→ Directions: Answer with one number: how many lines hold "order".

■ ■ ■ ■ ■

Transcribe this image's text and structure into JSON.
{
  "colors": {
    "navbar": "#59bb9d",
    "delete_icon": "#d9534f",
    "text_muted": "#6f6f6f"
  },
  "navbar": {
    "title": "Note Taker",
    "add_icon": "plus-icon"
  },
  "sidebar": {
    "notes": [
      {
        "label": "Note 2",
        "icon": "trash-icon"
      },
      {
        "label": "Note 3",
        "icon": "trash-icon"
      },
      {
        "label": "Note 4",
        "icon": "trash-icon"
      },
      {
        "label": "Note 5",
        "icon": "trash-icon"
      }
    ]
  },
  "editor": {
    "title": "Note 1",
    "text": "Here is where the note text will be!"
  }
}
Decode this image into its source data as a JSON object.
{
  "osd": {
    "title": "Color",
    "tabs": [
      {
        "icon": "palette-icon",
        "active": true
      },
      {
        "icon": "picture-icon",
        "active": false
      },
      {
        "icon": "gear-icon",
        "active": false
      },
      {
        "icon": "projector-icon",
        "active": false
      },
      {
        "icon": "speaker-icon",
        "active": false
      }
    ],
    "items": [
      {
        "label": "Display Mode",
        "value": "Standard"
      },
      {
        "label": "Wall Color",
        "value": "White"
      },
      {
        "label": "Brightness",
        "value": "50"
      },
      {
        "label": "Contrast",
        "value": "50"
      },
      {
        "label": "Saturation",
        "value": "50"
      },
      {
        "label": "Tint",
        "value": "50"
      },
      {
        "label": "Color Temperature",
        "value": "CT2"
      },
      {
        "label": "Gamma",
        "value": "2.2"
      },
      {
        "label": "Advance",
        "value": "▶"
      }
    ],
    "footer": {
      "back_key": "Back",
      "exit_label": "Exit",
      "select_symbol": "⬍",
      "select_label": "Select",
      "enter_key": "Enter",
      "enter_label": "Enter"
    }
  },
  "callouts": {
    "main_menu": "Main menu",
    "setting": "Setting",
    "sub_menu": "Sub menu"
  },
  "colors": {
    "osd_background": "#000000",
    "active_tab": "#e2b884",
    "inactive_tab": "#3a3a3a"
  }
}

■ ■ ■ ■ ■

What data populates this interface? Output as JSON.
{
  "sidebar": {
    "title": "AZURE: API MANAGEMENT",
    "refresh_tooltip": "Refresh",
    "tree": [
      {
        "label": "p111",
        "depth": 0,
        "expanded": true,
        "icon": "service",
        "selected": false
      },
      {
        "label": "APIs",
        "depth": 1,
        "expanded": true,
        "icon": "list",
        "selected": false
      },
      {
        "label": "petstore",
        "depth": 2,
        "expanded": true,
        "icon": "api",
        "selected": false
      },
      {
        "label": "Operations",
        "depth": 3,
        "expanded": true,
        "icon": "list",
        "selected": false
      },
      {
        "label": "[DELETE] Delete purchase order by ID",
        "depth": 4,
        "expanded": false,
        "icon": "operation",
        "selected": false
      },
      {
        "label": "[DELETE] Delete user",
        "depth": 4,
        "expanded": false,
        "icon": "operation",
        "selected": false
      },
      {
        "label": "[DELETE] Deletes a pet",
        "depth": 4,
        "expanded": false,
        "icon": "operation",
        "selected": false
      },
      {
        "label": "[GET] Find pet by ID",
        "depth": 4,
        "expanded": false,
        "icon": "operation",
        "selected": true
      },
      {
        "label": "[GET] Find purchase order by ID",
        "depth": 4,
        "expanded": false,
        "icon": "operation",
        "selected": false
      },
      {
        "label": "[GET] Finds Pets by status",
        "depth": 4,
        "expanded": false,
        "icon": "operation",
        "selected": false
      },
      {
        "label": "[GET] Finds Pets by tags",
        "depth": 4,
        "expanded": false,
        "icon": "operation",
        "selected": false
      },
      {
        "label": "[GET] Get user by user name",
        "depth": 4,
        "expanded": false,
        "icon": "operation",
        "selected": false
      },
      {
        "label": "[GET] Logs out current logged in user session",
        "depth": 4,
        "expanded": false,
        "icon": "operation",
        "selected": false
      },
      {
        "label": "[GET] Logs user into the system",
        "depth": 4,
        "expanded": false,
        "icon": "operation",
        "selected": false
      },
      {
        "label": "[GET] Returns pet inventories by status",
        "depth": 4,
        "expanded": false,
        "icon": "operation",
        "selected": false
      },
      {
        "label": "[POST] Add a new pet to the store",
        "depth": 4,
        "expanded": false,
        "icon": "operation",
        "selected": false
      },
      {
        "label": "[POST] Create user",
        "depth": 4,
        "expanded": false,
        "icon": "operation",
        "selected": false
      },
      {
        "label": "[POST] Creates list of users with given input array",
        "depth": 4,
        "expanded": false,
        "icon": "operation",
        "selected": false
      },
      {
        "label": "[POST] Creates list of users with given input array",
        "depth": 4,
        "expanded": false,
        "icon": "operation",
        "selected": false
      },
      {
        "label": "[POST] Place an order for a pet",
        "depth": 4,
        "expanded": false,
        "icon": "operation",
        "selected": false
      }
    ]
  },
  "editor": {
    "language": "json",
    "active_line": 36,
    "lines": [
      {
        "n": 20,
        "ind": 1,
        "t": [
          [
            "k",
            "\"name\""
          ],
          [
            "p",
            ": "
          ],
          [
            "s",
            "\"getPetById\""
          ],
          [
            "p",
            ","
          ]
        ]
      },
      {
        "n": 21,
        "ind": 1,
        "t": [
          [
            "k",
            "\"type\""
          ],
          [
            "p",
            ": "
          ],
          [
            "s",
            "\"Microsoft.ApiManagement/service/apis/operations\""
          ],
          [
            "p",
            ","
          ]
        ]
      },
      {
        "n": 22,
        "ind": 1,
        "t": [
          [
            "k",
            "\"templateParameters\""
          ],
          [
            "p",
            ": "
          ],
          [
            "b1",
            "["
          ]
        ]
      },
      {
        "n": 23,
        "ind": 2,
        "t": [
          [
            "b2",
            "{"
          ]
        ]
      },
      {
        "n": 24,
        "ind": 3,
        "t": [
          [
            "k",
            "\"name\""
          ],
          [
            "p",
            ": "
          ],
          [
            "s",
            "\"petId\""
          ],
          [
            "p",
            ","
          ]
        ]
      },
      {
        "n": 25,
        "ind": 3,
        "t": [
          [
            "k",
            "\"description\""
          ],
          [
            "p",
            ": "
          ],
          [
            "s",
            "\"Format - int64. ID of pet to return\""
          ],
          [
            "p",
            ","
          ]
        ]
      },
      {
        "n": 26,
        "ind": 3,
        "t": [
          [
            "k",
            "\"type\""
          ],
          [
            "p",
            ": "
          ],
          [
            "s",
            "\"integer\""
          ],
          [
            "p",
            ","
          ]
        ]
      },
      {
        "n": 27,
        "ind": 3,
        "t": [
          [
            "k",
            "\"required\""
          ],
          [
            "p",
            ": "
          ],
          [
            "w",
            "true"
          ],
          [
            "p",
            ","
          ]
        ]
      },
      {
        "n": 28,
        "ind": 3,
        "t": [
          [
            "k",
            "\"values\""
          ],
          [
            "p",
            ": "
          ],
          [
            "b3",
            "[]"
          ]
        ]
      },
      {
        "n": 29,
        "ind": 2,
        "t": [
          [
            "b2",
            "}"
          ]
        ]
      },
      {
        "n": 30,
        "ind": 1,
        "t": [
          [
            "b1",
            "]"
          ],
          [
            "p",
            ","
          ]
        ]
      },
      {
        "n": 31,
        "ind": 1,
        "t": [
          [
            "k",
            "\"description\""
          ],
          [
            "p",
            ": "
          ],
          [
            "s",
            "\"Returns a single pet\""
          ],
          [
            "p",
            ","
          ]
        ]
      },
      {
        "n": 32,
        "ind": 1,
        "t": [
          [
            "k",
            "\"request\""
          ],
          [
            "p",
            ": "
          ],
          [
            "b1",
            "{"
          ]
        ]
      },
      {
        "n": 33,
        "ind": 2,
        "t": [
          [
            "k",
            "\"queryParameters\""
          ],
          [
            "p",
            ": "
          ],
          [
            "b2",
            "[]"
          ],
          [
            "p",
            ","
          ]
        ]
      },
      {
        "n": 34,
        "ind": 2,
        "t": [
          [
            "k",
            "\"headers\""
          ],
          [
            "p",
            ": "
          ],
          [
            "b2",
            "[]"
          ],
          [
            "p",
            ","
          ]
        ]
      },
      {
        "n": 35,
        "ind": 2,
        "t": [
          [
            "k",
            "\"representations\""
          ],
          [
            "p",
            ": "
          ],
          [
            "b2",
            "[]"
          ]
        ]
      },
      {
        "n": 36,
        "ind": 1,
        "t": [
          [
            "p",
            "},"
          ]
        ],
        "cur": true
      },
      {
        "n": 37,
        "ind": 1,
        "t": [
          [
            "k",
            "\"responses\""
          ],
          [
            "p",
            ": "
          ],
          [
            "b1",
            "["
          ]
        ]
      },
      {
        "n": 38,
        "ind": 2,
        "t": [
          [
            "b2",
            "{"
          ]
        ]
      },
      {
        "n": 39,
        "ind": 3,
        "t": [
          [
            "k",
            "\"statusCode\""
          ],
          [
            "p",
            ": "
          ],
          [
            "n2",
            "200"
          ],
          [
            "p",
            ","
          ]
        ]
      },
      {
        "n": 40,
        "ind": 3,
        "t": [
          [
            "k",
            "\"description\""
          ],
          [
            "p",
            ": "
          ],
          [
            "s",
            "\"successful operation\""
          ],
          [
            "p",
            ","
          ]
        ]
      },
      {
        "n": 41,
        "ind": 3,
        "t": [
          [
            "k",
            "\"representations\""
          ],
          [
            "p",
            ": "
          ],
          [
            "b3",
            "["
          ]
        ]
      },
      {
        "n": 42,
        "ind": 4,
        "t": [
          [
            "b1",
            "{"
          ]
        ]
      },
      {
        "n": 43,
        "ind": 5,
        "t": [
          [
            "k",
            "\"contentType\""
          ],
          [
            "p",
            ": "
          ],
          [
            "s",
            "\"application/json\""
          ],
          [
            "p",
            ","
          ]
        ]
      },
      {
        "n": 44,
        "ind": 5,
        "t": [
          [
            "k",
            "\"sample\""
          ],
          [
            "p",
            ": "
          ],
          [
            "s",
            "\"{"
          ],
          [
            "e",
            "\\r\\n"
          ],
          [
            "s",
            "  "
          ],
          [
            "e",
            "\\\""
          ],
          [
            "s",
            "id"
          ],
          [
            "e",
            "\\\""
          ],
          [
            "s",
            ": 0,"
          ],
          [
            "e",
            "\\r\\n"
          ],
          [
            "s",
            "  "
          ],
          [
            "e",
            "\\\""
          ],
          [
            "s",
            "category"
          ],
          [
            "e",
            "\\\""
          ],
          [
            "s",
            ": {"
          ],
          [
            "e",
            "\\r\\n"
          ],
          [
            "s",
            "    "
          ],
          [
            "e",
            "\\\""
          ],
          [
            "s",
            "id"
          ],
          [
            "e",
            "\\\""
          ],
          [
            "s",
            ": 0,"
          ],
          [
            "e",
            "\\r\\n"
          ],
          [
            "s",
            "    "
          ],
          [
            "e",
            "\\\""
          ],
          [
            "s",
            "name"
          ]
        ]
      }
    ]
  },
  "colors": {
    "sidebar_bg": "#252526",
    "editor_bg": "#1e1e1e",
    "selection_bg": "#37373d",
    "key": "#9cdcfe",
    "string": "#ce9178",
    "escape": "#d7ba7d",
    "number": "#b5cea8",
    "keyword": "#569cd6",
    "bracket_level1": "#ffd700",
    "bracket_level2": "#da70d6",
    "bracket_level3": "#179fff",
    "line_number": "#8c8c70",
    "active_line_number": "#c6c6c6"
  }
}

■ ■ ■ ■ ■

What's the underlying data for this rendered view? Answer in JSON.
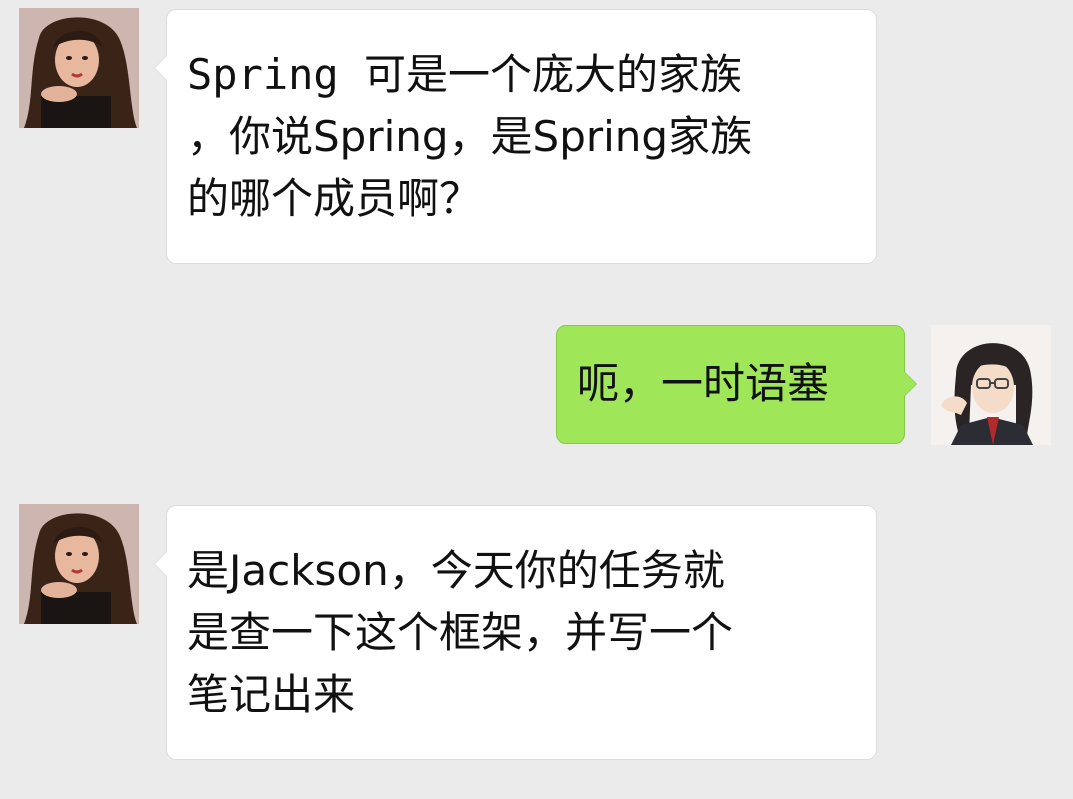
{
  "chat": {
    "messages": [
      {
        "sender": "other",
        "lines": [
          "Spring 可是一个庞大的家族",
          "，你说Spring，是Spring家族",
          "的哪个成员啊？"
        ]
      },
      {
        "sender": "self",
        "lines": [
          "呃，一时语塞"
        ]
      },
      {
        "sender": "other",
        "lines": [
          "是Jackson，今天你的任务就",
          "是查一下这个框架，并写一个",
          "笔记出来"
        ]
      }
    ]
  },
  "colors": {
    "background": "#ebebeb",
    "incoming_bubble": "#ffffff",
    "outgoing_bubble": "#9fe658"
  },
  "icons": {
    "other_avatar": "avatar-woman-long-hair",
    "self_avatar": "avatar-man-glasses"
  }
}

■ ■ ■ ■ ■

→ The result: 3